▸ **Your objective**: From the entries that follow, list every line in which the string "image" appears.

Saved entries
◇ ◇ ◇ ◇

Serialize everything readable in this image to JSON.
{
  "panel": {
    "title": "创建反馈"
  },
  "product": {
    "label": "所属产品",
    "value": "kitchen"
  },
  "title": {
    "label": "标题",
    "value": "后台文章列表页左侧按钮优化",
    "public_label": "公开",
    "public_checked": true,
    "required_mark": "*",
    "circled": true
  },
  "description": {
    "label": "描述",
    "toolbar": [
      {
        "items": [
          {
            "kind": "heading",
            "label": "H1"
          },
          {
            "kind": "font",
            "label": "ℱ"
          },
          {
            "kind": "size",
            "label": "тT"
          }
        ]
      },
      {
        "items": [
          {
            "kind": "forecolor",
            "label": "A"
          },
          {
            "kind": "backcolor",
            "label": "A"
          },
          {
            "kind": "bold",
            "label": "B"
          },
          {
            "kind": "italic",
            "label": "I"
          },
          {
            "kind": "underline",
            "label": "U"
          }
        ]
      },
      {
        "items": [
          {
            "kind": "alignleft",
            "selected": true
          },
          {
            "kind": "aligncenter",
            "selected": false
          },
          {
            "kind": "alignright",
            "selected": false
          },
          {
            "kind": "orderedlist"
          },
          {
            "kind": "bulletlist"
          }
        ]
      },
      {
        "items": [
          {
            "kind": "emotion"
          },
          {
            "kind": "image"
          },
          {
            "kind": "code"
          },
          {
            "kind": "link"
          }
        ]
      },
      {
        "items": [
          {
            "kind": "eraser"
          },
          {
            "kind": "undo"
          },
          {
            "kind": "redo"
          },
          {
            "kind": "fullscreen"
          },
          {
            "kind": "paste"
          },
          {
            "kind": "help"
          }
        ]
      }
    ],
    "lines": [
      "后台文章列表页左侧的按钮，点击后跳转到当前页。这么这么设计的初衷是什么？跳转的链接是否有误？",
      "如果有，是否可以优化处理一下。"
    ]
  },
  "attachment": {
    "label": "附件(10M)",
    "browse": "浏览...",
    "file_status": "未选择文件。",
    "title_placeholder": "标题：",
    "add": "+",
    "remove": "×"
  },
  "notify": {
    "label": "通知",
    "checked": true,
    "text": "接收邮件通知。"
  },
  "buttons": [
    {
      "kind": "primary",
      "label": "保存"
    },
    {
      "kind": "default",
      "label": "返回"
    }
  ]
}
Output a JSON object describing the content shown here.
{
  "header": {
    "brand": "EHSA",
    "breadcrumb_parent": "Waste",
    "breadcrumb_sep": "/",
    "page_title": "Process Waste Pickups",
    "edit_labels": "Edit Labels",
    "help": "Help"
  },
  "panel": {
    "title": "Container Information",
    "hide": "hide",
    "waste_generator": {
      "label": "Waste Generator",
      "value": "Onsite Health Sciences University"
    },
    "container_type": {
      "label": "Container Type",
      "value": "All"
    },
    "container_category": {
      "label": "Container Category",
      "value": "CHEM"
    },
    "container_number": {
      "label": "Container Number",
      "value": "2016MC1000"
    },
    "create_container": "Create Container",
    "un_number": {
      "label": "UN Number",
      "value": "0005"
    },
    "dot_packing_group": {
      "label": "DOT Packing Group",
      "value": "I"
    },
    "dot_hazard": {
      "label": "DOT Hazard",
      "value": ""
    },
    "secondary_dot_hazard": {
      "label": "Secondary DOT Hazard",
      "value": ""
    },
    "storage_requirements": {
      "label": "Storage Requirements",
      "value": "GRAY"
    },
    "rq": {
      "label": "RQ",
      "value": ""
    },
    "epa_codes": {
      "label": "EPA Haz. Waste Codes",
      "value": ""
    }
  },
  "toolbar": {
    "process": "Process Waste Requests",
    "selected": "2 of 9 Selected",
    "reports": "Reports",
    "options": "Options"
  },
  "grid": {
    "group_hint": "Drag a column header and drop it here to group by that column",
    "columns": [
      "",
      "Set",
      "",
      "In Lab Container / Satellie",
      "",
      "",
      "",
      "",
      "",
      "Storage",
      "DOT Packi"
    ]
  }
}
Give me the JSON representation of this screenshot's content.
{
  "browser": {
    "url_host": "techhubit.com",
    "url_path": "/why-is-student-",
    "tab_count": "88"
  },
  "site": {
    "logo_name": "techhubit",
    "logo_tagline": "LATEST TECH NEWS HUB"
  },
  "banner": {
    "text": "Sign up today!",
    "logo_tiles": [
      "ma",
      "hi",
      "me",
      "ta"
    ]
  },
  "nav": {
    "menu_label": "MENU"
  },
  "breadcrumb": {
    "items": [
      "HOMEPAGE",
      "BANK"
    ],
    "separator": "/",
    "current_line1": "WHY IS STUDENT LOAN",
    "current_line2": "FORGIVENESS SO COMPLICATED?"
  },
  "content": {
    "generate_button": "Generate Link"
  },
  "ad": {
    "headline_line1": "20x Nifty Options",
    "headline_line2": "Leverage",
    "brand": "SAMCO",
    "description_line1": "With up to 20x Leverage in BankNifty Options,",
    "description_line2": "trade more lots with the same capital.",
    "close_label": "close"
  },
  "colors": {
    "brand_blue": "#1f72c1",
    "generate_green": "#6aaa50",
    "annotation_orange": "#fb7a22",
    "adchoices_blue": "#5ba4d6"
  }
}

◇ ◇ ◇ ◇

▸ **Completed task**:
Serialize everything readable in this image to JSON.
            "kind": "image"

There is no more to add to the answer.